[Begin TASK INPUTS]
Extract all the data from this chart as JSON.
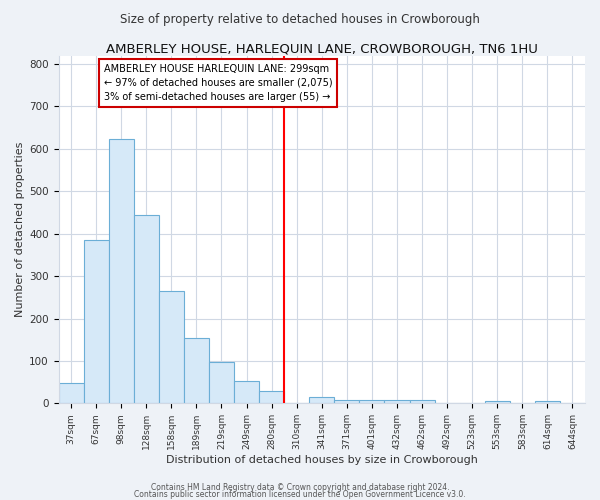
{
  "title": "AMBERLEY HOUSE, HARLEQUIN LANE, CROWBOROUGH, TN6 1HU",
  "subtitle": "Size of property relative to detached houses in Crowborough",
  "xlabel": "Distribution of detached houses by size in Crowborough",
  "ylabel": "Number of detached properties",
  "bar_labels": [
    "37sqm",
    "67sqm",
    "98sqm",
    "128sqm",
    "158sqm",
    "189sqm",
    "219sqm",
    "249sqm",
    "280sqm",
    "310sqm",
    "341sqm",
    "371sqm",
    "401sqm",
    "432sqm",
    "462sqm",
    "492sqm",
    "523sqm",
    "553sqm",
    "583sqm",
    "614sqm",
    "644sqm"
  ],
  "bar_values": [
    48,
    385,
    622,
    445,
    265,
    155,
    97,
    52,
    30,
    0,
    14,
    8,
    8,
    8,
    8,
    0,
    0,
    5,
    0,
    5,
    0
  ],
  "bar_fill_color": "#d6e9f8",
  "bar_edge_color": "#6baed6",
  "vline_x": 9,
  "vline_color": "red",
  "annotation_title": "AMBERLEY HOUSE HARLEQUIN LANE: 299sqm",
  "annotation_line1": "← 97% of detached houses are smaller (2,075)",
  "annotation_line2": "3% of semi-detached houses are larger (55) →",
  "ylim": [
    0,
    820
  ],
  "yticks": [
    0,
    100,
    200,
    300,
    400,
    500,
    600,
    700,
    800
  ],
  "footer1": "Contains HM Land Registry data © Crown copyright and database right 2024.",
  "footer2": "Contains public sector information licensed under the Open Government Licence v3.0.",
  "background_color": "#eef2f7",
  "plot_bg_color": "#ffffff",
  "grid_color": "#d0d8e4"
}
[End TASK INPUTS]
**PROBLEM DETAILS:**
Reproduce each record from above exactly; pictures do not belong in the copy.

**SOLVED PROBLEM:**
Extract all the data from this chart as JSON.
{
  "title": "AMBERLEY HOUSE, HARLEQUIN LANE, CROWBOROUGH, TN6 1HU",
  "subtitle": "Size of property relative to detached houses in Crowborough",
  "xlabel": "Distribution of detached houses by size in Crowborough",
  "ylabel": "Number of detached properties",
  "bar_labels": [
    "37sqm",
    "67sqm",
    "98sqm",
    "128sqm",
    "158sqm",
    "189sqm",
    "219sqm",
    "249sqm",
    "280sqm",
    "310sqm",
    "341sqm",
    "371sqm",
    "401sqm",
    "432sqm",
    "462sqm",
    "492sqm",
    "523sqm",
    "553sqm",
    "583sqm",
    "614sqm",
    "644sqm"
  ],
  "bar_values": [
    48,
    385,
    622,
    445,
    265,
    155,
    97,
    52,
    30,
    0,
    14,
    8,
    8,
    8,
    8,
    0,
    0,
    5,
    0,
    5,
    0
  ],
  "bar_fill_color": "#d6e9f8",
  "bar_edge_color": "#6baed6",
  "vline_x": 9,
  "vline_color": "red",
  "annotation_title": "AMBERLEY HOUSE HARLEQUIN LANE: 299sqm",
  "annotation_line1": "← 97% of detached houses are smaller (2,075)",
  "annotation_line2": "3% of semi-detached houses are larger (55) →",
  "ylim": [
    0,
    820
  ],
  "yticks": [
    0,
    100,
    200,
    300,
    400,
    500,
    600,
    700,
    800
  ],
  "footer1": "Contains HM Land Registry data © Crown copyright and database right 2024.",
  "footer2": "Contains public sector information licensed under the Open Government Licence v3.0.",
  "background_color": "#eef2f7",
  "plot_bg_color": "#ffffff",
  "grid_color": "#d0d8e4"
}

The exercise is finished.